(Excerpts from a layout annotation set)
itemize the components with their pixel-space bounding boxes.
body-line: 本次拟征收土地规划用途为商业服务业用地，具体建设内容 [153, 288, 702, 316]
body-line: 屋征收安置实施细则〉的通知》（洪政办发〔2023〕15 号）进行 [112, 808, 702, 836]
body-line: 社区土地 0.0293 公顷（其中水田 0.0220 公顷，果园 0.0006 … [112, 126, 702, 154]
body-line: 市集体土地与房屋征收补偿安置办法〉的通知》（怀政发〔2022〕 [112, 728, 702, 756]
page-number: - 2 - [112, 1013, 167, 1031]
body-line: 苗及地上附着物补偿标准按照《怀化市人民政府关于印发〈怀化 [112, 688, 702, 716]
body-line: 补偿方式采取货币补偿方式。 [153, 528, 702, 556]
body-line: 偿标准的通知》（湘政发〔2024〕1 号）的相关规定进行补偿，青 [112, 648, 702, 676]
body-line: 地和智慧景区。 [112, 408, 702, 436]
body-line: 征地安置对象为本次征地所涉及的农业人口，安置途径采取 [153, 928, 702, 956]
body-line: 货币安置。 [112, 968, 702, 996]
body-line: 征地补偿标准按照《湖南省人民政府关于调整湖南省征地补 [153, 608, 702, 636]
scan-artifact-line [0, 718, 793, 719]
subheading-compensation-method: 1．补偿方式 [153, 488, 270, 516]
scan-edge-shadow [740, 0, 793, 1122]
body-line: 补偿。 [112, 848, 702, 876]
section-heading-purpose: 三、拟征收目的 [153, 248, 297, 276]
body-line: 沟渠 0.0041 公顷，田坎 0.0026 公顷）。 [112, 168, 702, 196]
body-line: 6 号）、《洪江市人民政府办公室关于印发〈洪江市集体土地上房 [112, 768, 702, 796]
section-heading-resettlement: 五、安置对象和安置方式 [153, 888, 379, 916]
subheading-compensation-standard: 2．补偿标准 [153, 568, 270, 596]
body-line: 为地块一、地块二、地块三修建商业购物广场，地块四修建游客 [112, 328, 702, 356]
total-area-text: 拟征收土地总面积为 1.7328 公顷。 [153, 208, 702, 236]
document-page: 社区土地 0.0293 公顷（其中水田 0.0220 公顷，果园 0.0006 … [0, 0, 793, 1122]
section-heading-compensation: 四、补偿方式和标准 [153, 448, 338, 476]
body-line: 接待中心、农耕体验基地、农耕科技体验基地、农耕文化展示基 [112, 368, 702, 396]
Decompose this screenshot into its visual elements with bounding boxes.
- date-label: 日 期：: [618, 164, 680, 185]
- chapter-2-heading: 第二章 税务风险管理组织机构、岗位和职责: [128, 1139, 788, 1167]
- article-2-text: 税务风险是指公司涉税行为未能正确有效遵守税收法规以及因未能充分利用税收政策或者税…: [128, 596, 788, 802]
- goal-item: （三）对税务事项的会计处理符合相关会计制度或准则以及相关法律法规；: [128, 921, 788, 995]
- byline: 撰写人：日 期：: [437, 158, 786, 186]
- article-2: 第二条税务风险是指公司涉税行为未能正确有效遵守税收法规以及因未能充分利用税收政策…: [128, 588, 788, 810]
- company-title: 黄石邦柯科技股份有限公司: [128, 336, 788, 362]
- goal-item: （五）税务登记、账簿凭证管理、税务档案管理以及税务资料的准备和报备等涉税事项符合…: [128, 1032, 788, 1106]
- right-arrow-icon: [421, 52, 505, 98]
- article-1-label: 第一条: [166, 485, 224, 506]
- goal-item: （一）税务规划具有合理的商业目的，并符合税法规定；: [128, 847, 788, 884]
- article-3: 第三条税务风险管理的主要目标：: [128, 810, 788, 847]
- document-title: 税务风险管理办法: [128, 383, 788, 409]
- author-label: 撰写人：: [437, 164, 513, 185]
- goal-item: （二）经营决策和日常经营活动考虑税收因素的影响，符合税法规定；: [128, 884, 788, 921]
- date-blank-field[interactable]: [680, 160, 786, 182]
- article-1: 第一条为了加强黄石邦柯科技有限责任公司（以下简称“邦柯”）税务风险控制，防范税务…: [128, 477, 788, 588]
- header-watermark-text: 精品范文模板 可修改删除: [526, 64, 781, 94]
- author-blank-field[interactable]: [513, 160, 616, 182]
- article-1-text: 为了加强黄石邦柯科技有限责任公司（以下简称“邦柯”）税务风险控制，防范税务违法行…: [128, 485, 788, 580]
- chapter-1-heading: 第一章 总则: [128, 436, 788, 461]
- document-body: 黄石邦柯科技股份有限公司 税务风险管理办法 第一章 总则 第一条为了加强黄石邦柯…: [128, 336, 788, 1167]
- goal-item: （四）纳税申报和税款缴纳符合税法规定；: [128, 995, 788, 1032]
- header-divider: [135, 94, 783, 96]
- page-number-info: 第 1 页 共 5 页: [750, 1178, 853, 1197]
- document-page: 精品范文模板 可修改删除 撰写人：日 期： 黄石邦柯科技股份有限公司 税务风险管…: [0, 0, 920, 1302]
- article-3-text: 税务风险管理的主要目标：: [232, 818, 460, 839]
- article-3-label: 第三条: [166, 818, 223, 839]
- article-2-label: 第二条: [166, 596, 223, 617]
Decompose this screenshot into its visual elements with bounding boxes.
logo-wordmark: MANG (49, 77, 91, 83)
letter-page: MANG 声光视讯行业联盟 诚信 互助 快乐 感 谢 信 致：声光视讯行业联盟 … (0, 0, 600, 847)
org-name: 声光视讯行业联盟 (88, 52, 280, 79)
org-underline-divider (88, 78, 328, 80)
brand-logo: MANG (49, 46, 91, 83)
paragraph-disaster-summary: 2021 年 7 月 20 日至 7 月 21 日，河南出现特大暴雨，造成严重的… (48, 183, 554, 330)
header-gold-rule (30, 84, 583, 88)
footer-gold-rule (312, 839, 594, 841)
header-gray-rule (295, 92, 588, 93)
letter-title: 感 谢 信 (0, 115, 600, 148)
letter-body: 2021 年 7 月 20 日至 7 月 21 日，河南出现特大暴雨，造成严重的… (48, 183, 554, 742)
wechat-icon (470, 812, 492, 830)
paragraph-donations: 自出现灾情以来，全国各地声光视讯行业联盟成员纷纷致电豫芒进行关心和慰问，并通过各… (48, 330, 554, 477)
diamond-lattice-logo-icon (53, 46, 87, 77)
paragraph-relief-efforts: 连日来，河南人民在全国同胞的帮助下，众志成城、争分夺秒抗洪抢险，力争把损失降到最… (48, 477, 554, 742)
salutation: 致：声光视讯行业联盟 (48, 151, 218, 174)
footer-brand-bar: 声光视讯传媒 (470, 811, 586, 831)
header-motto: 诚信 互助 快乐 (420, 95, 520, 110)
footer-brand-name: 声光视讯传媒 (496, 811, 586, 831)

TASK INSTRUCTIONS:
Update the data above by replacing every "body-line" with "text-line" and leaving everything else unchanged.

TASK ANSWER:
itemize the components with their pixel-space bounding boxes.
text-line: 本次拟征收土地规划用途为商业服务业用地，具体建设内容 [153, 288, 702, 316]
text-line: 屋征收安置实施细则〉的通知》（洪政办发〔2023〕15 号）进行 [112, 808, 702, 836]
text-line: 社区土地 0.0293 公顷（其中水田 0.0220 公顷，果园 0.0006 … [112, 126, 702, 154]
text-line: 市集体土地与房屋征收补偿安置办法〉的通知》（怀政发〔2022〕 [112, 728, 702, 756]
page-number: - 2 - [112, 1013, 167, 1031]
text-line: 苗及地上附着物补偿标准按照《怀化市人民政府关于印发〈怀化 [112, 688, 702, 716]
text-line: 补偿方式采取货币补偿方式。 [153, 528, 702, 556]
text-line: 偿标准的通知》（湘政发〔2024〕1 号）的相关规定进行补偿，青 [112, 648, 702, 676]
text-line: 地和智慧景区。 [112, 408, 702, 436]
text-line: 征地安置对象为本次征地所涉及的农业人口，安置途径采取 [153, 928, 702, 956]
text-line: 货币安置。 [112, 968, 702, 996]
text-line: 征地补偿标准按照《湖南省人民政府关于调整湖南省征地补 [153, 608, 702, 636]
scan-artifact-line [0, 718, 793, 719]
subheading-compensation-method: 1．补偿方式 [153, 488, 270, 516]
scan-edge-shadow [740, 0, 793, 1122]
text-line: 补偿。 [112, 848, 702, 876]
section-heading-purpose: 三、拟征收目的 [153, 248, 297, 276]
text-line: 沟渠 0.0041 公顷，田坎 0.0026 公顷）。 [112, 168, 702, 196]
text-line: 6 号）、《洪江市人民政府办公室关于印发〈洪江市集体土地上房 [112, 768, 702, 796]
section-heading-resettlement: 五、安置对象和安置方式 [153, 888, 379, 916]
subheading-compensation-standard: 2．补偿标准 [153, 568, 270, 596]
text-line: 为地块一、地块二、地块三修建商业购物广场，地块四修建游客 [112, 328, 702, 356]
total-area-text: 拟征收土地总面积为 1.7328 公顷。 [153, 208, 702, 236]
document-page: 社区土地 0.0293 公顷（其中水田 0.0220 公顷，果园 0.0006 … [0, 0, 793, 1122]
section-heading-compensation: 四、补偿方式和标准 [153, 448, 338, 476]
text-line: 接待中心、农耕体验基地、农耕科技体验基地、农耕文化展示基 [112, 368, 702, 396]
Decompose this screenshot into its visual elements with bounding boxes.
- date-label: 日 期：: [618, 164, 680, 185]
- chapter-2-heading: 第二章 税务风险管理组织机构、岗位和职责: [128, 1139, 788, 1167]
- article-2-text: 税务风险是指公司涉税行为未能正确有效遵守税收法规以及因未能充分利用税收政策或者税…: [128, 596, 788, 802]
- goal-item: （三）对税务事项的会计处理符合相关会计制度或准则以及相关法律法规；: [128, 921, 788, 995]
- byline: 撰写人：日 期：: [437, 158, 786, 186]
- article-2: 第二条税务风险是指公司涉税行为未能正确有效遵守税收法规以及因未能充分利用税收政策…: [128, 588, 788, 810]
- company-title: 黄石邦柯科技股份有限公司: [128, 336, 788, 362]
- goal-item: （五）税务登记、账簿凭证管理、税务档案管理以及税务资料的准备和报备等涉税事项符合…: [128, 1032, 788, 1106]
- right-arrow-icon: [421, 52, 505, 98]
- article-1-label: 第一条: [166, 485, 224, 506]
- goal-item: （一）税务规划具有合理的商业目的，并符合税法规定；: [128, 847, 788, 884]
- article-3: 第三条税务风险管理的主要目标：: [128, 810, 788, 847]
- document-title: 税务风险管理办法: [128, 383, 788, 409]
- author-label: 撰写人：: [437, 164, 513, 185]
- goal-item: （二）经营决策和日常经营活动考虑税收因素的影响，符合税法规定；: [128, 884, 788, 921]
- date-blank-field[interactable]: [680, 160, 786, 182]
- article-1: 第一条为了加强黄石邦柯科技有限责任公司（以下简称“邦柯”）税务风险控制，防范税务…: [128, 477, 788, 588]
- header-watermark-text: 精品范文模板 可修改删除: [526, 64, 781, 94]
- author-blank-field[interactable]: [513, 160, 616, 182]
- article-1-text: 为了加强黄石邦柯科技有限责任公司（以下简称“邦柯”）税务风险控制，防范税务违法行…: [128, 485, 788, 580]
- chapter-1-heading: 第一章 总则: [128, 436, 788, 461]
- document-body: 黄石邦柯科技股份有限公司 税务风险管理办法 第一章 总则 第一条为了加强黄石邦柯…: [128, 336, 788, 1167]
- goal-item: （四）纳税申报和税款缴纳符合税法规定；: [128, 995, 788, 1032]
- header-divider: [135, 94, 783, 96]
- page-number-info: 第 1 页 共 5 页: [750, 1178, 853, 1197]
- document-page: 精品范文模板 可修改删除 撰写人：日 期： 黄石邦柯科技股份有限公司 税务风险管…: [0, 0, 920, 1302]
- article-3-text: 税务风险管理的主要目标：: [232, 818, 460, 839]
- article-3-label: 第三条: [166, 818, 223, 839]
- article-2-label: 第二条: [166, 596, 223, 617]
Decompose this screenshot into its visual elements with bounding boxes.
logo-wordmark: MANG (49, 77, 91, 83)
letter-page: MANG 声光视讯行业联盟 诚信 互助 快乐 感 谢 信 致：声光视讯行业联盟 … (0, 0, 600, 847)
org-name: 声光视讯行业联盟 (88, 52, 280, 79)
org-underline-divider (88, 78, 328, 80)
brand-logo: MANG (49, 46, 91, 83)
paragraph-disaster-summary: 2021 年 7 月 20 日至 7 月 21 日，河南出现特大暴雨，造成严重的… (48, 183, 554, 330)
header-gold-rule (30, 84, 583, 88)
footer-gold-rule (312, 839, 594, 841)
header-gray-rule (295, 92, 588, 93)
letter-title: 感 谢 信 (0, 115, 600, 148)
letter-body: 2021 年 7 月 20 日至 7 月 21 日，河南出现特大暴雨，造成严重的… (48, 183, 554, 742)
wechat-icon (470, 812, 492, 830)
paragraph-donations: 自出现灾情以来，全国各地声光视讯行业联盟成员纷纷致电豫芒进行关心和慰问，并通过各… (48, 330, 554, 477)
diamond-lattice-logo-icon (53, 46, 87, 77)
paragraph-relief-efforts: 连日来，河南人民在全国同胞的帮助下，众志成城、争分夺秒抗洪抢险，力争把损失降到最… (48, 477, 554, 742)
salutation: 致：声光视讯行业联盟 (48, 151, 218, 174)
footer-brand-bar: 声光视讯传媒 (470, 811, 586, 831)
header-motto: 诚信 互助 快乐 (420, 95, 520, 110)
footer-brand-name: 声光视讯传媒 (496, 811, 586, 831)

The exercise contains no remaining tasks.